__Task description__. Write out each line exactly as given. Leave the pictures out of your copy.

__Provided data__.
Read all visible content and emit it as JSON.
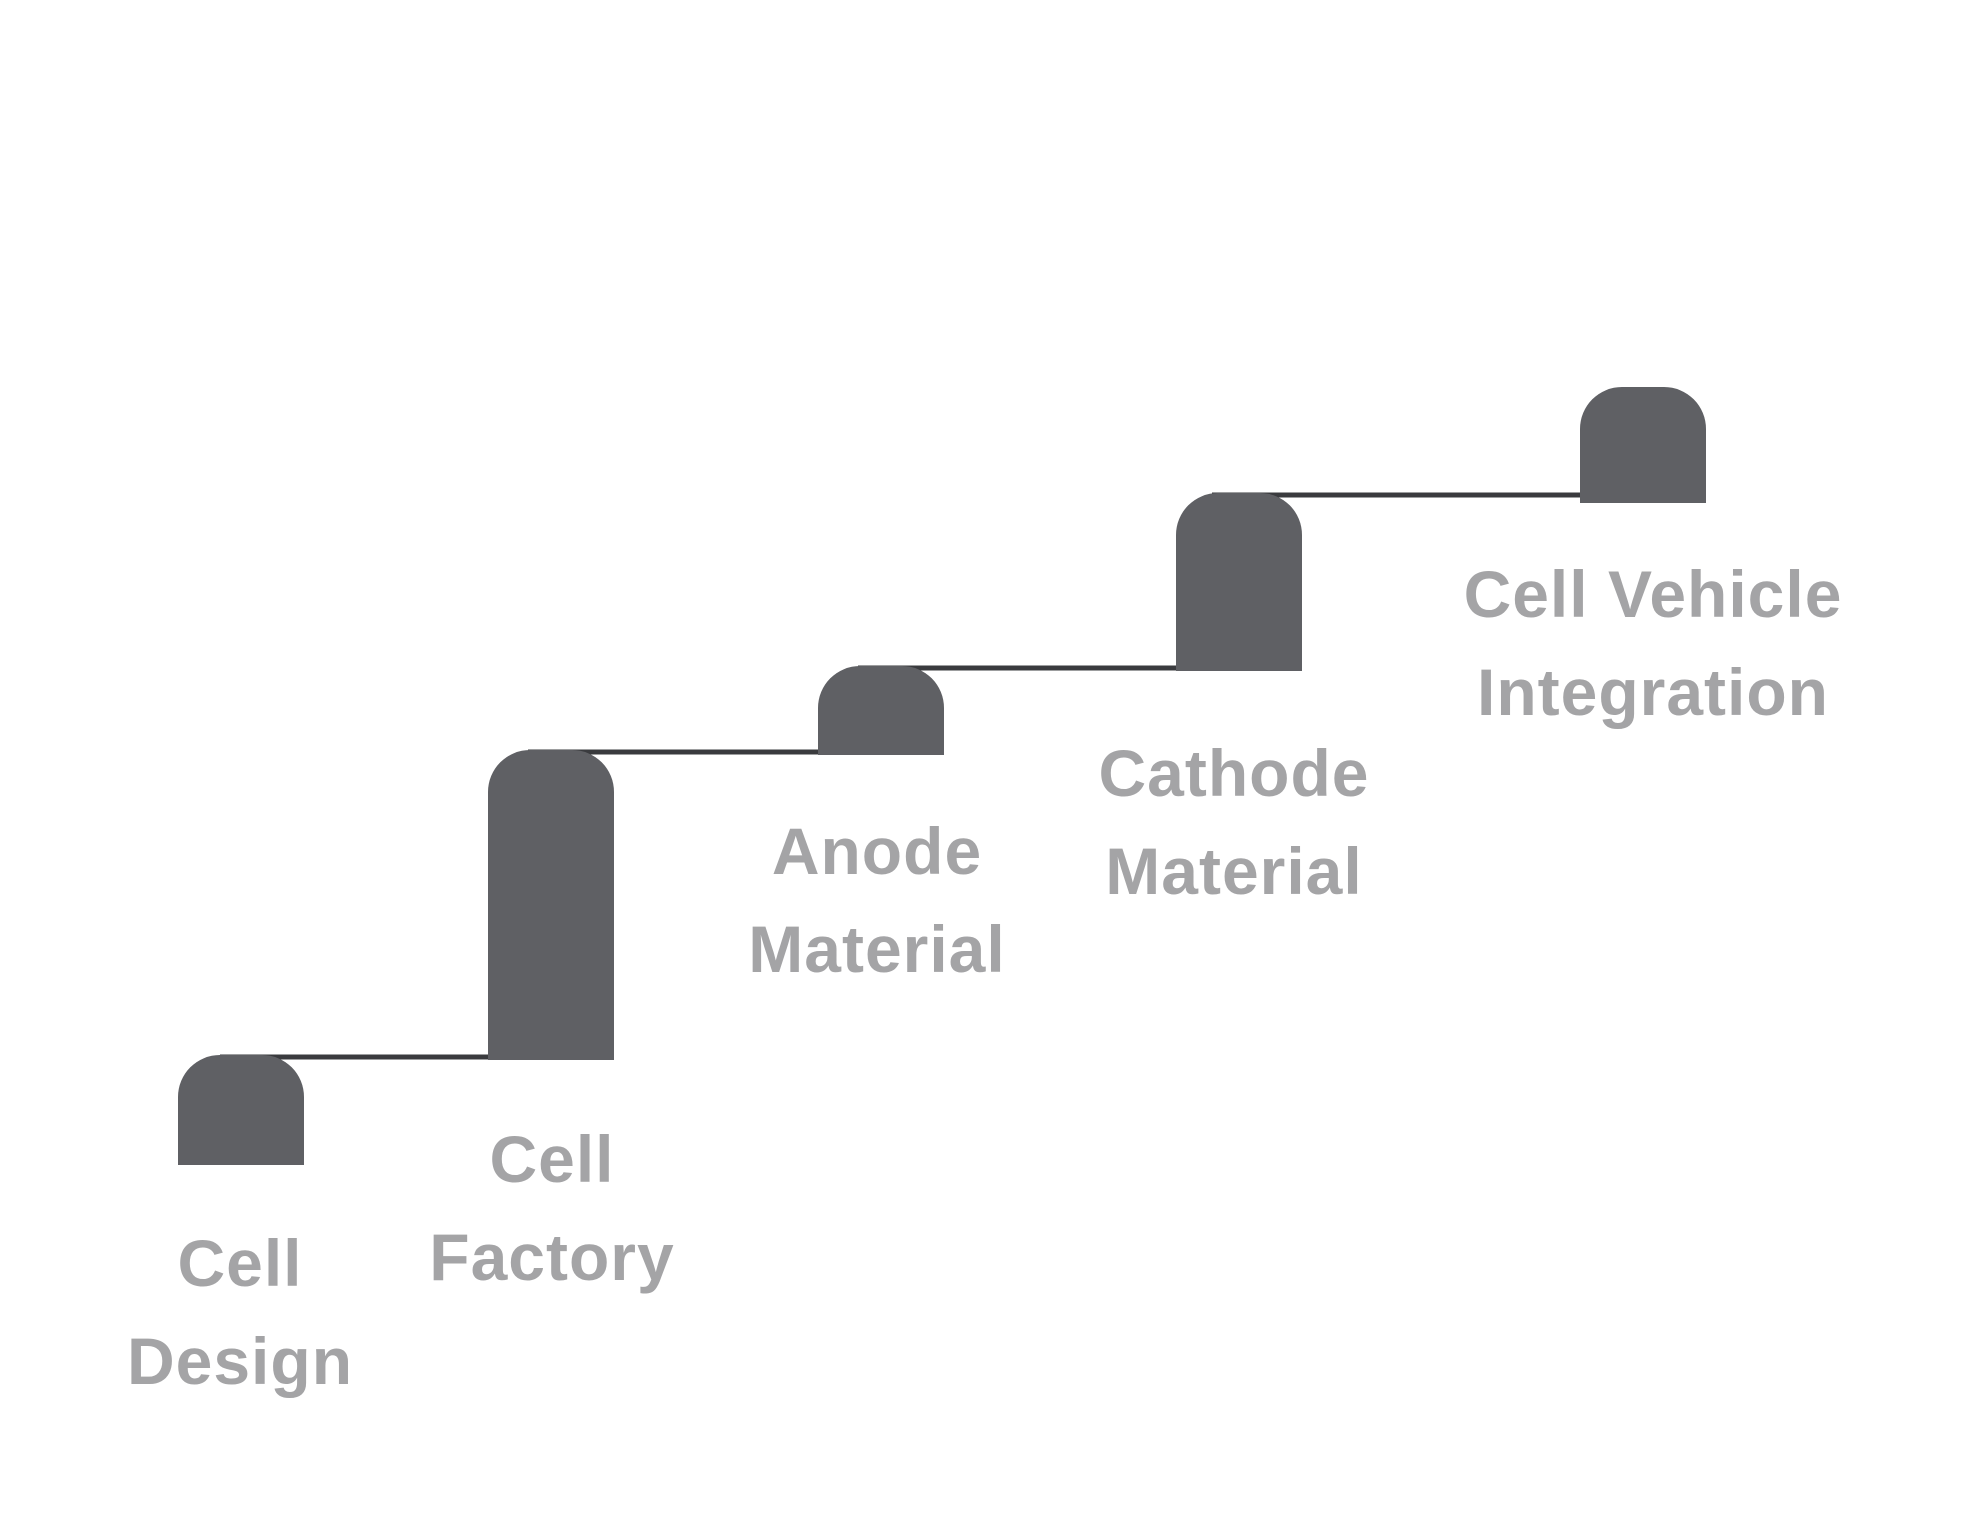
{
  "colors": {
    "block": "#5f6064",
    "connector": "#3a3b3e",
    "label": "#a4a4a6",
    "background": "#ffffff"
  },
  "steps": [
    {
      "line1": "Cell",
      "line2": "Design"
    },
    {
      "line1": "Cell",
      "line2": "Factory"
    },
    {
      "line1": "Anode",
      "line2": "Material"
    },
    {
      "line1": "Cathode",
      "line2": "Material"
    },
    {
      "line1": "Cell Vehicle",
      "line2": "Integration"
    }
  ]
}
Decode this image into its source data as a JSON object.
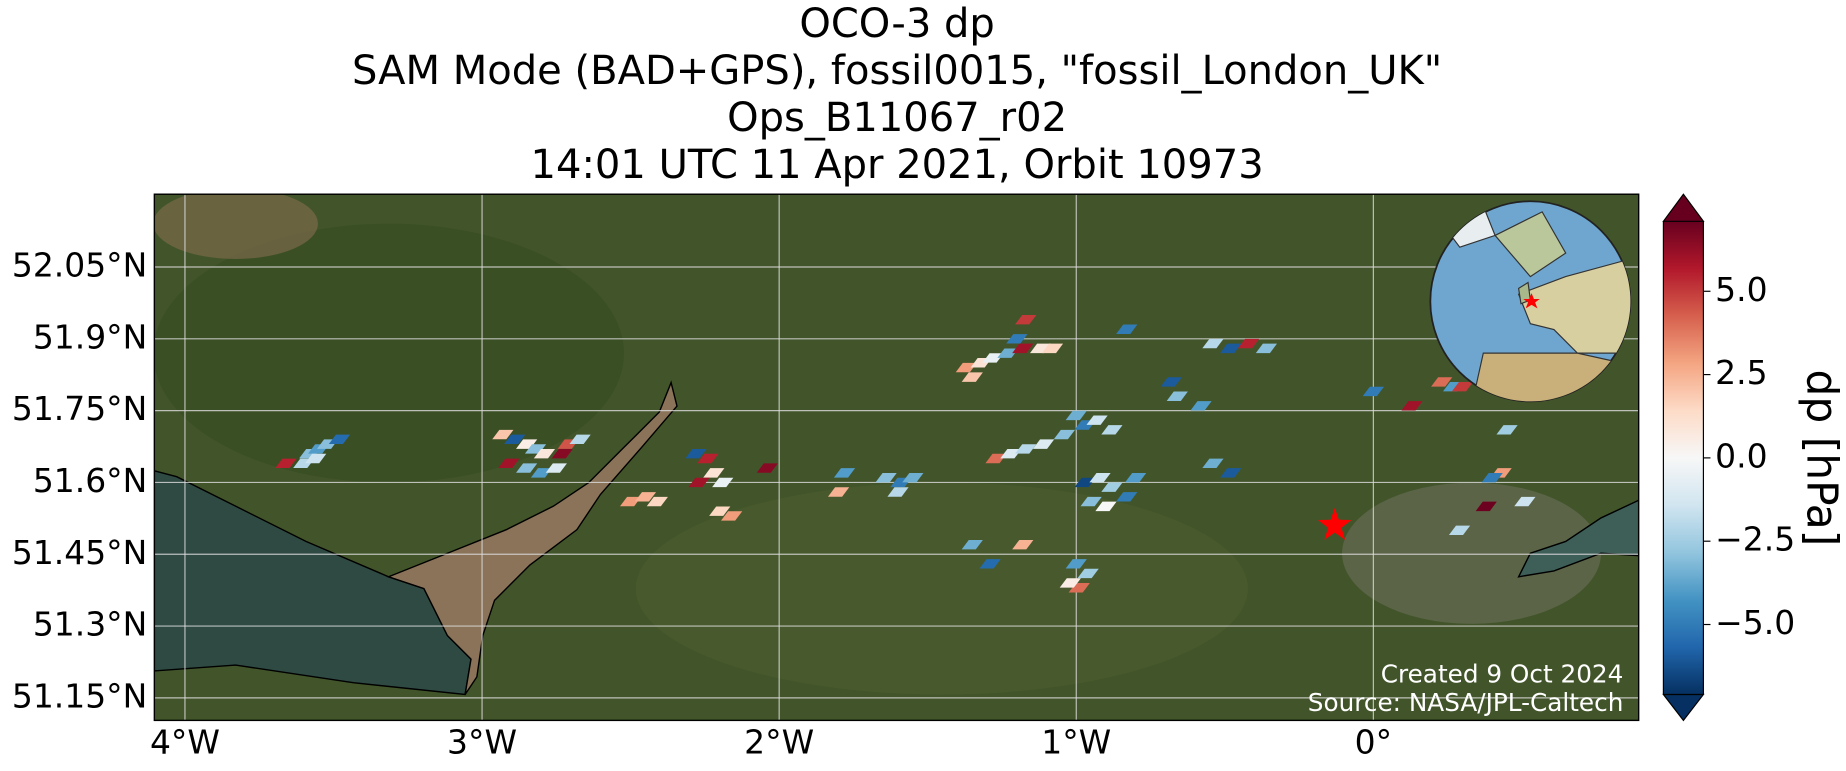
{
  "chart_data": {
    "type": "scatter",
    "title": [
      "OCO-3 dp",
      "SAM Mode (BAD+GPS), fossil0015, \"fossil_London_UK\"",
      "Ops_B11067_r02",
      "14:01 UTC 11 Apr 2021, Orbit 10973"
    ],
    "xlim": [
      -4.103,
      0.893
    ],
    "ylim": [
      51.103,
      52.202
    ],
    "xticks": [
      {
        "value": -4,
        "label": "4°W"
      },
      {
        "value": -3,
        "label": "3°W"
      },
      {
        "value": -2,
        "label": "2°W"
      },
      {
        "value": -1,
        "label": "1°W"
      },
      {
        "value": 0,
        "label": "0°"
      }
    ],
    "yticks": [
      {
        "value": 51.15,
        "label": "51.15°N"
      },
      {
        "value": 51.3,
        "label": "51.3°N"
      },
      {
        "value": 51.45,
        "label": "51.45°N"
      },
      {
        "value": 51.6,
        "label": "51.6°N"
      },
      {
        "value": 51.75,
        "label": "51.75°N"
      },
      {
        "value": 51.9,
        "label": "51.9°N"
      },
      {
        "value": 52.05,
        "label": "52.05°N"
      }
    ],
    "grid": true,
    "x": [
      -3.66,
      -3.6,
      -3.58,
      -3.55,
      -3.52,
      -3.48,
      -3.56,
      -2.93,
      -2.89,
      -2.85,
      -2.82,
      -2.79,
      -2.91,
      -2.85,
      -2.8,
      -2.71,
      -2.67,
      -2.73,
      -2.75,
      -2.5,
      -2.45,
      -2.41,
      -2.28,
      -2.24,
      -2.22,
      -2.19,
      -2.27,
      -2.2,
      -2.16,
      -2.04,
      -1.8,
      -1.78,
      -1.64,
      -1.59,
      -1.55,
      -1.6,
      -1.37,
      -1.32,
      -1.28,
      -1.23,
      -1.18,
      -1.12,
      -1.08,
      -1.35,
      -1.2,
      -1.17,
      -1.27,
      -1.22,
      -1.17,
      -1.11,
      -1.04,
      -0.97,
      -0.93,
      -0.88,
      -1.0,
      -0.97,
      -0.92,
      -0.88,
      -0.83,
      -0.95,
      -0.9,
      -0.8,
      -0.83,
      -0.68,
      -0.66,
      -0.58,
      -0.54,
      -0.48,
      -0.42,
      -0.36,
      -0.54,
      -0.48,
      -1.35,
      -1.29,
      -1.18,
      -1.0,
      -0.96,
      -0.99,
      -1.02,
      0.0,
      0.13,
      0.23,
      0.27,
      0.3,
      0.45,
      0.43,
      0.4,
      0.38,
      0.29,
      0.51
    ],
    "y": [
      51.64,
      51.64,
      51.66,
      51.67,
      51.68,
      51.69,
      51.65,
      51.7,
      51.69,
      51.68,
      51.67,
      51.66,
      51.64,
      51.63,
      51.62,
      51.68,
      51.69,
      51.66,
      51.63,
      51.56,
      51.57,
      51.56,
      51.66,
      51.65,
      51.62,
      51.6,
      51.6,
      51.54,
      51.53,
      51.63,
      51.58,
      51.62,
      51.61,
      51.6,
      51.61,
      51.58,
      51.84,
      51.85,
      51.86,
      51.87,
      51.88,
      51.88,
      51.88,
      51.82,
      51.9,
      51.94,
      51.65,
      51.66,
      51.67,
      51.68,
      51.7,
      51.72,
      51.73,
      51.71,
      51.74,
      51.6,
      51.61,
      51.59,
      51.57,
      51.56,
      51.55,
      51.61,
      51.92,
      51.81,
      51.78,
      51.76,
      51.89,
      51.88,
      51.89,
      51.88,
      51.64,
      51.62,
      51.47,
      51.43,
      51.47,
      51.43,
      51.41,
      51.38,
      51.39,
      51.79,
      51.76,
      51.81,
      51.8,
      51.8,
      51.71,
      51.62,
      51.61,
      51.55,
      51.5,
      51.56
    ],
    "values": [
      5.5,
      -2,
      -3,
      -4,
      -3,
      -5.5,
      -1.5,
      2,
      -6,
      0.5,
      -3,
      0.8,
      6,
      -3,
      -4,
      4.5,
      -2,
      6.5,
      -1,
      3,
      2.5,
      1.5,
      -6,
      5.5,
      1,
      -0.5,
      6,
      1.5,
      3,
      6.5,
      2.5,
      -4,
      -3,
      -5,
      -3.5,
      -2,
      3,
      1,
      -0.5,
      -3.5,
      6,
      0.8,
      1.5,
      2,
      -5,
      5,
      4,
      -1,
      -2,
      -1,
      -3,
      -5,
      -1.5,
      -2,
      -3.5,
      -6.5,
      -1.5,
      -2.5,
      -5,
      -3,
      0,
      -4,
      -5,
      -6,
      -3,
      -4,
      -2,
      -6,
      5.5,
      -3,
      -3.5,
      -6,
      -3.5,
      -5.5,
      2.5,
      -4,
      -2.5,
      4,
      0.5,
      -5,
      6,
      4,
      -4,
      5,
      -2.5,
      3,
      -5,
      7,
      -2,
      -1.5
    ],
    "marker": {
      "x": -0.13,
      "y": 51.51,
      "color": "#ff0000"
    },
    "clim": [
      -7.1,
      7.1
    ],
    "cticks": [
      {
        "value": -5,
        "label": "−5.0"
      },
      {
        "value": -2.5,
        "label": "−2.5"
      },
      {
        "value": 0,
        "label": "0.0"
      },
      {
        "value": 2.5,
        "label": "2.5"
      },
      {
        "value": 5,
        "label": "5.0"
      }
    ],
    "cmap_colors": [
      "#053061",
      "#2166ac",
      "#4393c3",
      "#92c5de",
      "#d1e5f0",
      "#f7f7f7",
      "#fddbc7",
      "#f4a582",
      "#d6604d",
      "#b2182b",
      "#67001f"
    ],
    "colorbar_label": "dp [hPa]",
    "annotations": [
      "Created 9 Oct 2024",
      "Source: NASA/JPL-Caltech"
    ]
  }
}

__Answer in full__.
Read all visible content and emit it as JSON.
{
  "colors": {
    "block": "#5f6064",
    "connector": "#3a3b3e",
    "label": "#a4a4a6",
    "background": "#ffffff"
  },
  "steps": [
    {
      "line1": "Cell",
      "line2": "Design"
    },
    {
      "line1": "Cell",
      "line2": "Factory"
    },
    {
      "line1": "Anode",
      "line2": "Material"
    },
    {
      "line1": "Cathode",
      "line2": "Material"
    },
    {
      "line1": "Cell Vehicle",
      "line2": "Integration"
    }
  ]
}
Decode this image into its source data as a JSON object.
{
  "chart_data": {
    "type": "scatter",
    "title": [
      "OCO-3 dp",
      "SAM Mode (BAD+GPS), fossil0015, \"fossil_London_UK\"",
      "Ops_B11067_r02",
      "14:01 UTC 11 Apr 2021, Orbit 10973"
    ],
    "xlim": [
      -4.103,
      0.893
    ],
    "ylim": [
      51.103,
      52.202
    ],
    "xticks": [
      {
        "value": -4,
        "label": "4°W"
      },
      {
        "value": -3,
        "label": "3°W"
      },
      {
        "value": -2,
        "label": "2°W"
      },
      {
        "value": -1,
        "label": "1°W"
      },
      {
        "value": 0,
        "label": "0°"
      }
    ],
    "yticks": [
      {
        "value": 51.15,
        "label": "51.15°N"
      },
      {
        "value": 51.3,
        "label": "51.3°N"
      },
      {
        "value": 51.45,
        "label": "51.45°N"
      },
      {
        "value": 51.6,
        "label": "51.6°N"
      },
      {
        "value": 51.75,
        "label": "51.75°N"
      },
      {
        "value": 51.9,
        "label": "51.9°N"
      },
      {
        "value": 52.05,
        "label": "52.05°N"
      }
    ],
    "grid": true,
    "x": [
      -3.66,
      -3.6,
      -3.58,
      -3.55,
      -3.52,
      -3.48,
      -3.56,
      -2.93,
      -2.89,
      -2.85,
      -2.82,
      -2.79,
      -2.91,
      -2.85,
      -2.8,
      -2.71,
      -2.67,
      -2.73,
      -2.75,
      -2.5,
      -2.45,
      -2.41,
      -2.28,
      -2.24,
      -2.22,
      -2.19,
      -2.27,
      -2.2,
      -2.16,
      -2.04,
      -1.8,
      -1.78,
      -1.64,
      -1.59,
      -1.55,
      -1.6,
      -1.37,
      -1.32,
      -1.28,
      -1.23,
      -1.18,
      -1.12,
      -1.08,
      -1.35,
      -1.2,
      -1.17,
      -1.27,
      -1.22,
      -1.17,
      -1.11,
      -1.04,
      -0.97,
      -0.93,
      -0.88,
      -1.0,
      -0.97,
      -0.92,
      -0.88,
      -0.83,
      -0.95,
      -0.9,
      -0.8,
      -0.83,
      -0.68,
      -0.66,
      -0.58,
      -0.54,
      -0.48,
      -0.42,
      -0.36,
      -0.54,
      -0.48,
      -1.35,
      -1.29,
      -1.18,
      -1.0,
      -0.96,
      -0.99,
      -1.02,
      0.0,
      0.13,
      0.23,
      0.27,
      0.3,
      0.45,
      0.43,
      0.4,
      0.38,
      0.29,
      0.51
    ],
    "y": [
      51.64,
      51.64,
      51.66,
      51.67,
      51.68,
      51.69,
      51.65,
      51.7,
      51.69,
      51.68,
      51.67,
      51.66,
      51.64,
      51.63,
      51.62,
      51.68,
      51.69,
      51.66,
      51.63,
      51.56,
      51.57,
      51.56,
      51.66,
      51.65,
      51.62,
      51.6,
      51.6,
      51.54,
      51.53,
      51.63,
      51.58,
      51.62,
      51.61,
      51.6,
      51.61,
      51.58,
      51.84,
      51.85,
      51.86,
      51.87,
      51.88,
      51.88,
      51.88,
      51.82,
      51.9,
      51.94,
      51.65,
      51.66,
      51.67,
      51.68,
      51.7,
      51.72,
      51.73,
      51.71,
      51.74,
      51.6,
      51.61,
      51.59,
      51.57,
      51.56,
      51.55,
      51.61,
      51.92,
      51.81,
      51.78,
      51.76,
      51.89,
      51.88,
      51.89,
      51.88,
      51.64,
      51.62,
      51.47,
      51.43,
      51.47,
      51.43,
      51.41,
      51.38,
      51.39,
      51.79,
      51.76,
      51.81,
      51.8,
      51.8,
      51.71,
      51.62,
      51.61,
      51.55,
      51.5,
      51.56
    ],
    "values": [
      5.5,
      -2,
      -3,
      -4,
      -3,
      -5.5,
      -1.5,
      2,
      -6,
      0.5,
      -3,
      0.8,
      6,
      -3,
      -4,
      4.5,
      -2,
      6.5,
      -1,
      3,
      2.5,
      1.5,
      -6,
      5.5,
      1,
      -0.5,
      6,
      1.5,
      3,
      6.5,
      2.5,
      -4,
      -3,
      -5,
      -3.5,
      -2,
      3,
      1,
      -0.5,
      -3.5,
      6,
      0.8,
      1.5,
      2,
      -5,
      5,
      4,
      -1,
      -2,
      -1,
      -3,
      -5,
      -1.5,
      -2,
      -3.5,
      -6.5,
      -1.5,
      -2.5,
      -5,
      -3,
      0,
      -4,
      -5,
      -6,
      -3,
      -4,
      -2,
      -6,
      5.5,
      -3,
      -3.5,
      -6,
      -3.5,
      -5.5,
      2.5,
      -4,
      -2.5,
      4,
      0.5,
      -5,
      6,
      4,
      -4,
      5,
      -2.5,
      3,
      -5,
      7,
      -2,
      -1.5
    ],
    "marker": {
      "x": -0.13,
      "y": 51.51,
      "color": "#ff0000"
    },
    "clim": [
      -7.1,
      7.1
    ],
    "cticks": [
      {
        "value": -5,
        "label": "−5.0"
      },
      {
        "value": -2.5,
        "label": "−2.5"
      },
      {
        "value": 0,
        "label": "0.0"
      },
      {
        "value": 2.5,
        "label": "2.5"
      },
      {
        "value": 5,
        "label": "5.0"
      }
    ],
    "cmap_colors": [
      "#053061",
      "#2166ac",
      "#4393c3",
      "#92c5de",
      "#d1e5f0",
      "#f7f7f7",
      "#fddbc7",
      "#f4a582",
      "#d6604d",
      "#b2182b",
      "#67001f"
    ],
    "colorbar_label": "dp [hPa]",
    "annotations": [
      "Created 9 Oct 2024",
      "Source: NASA/JPL-Caltech"
    ]
  }
}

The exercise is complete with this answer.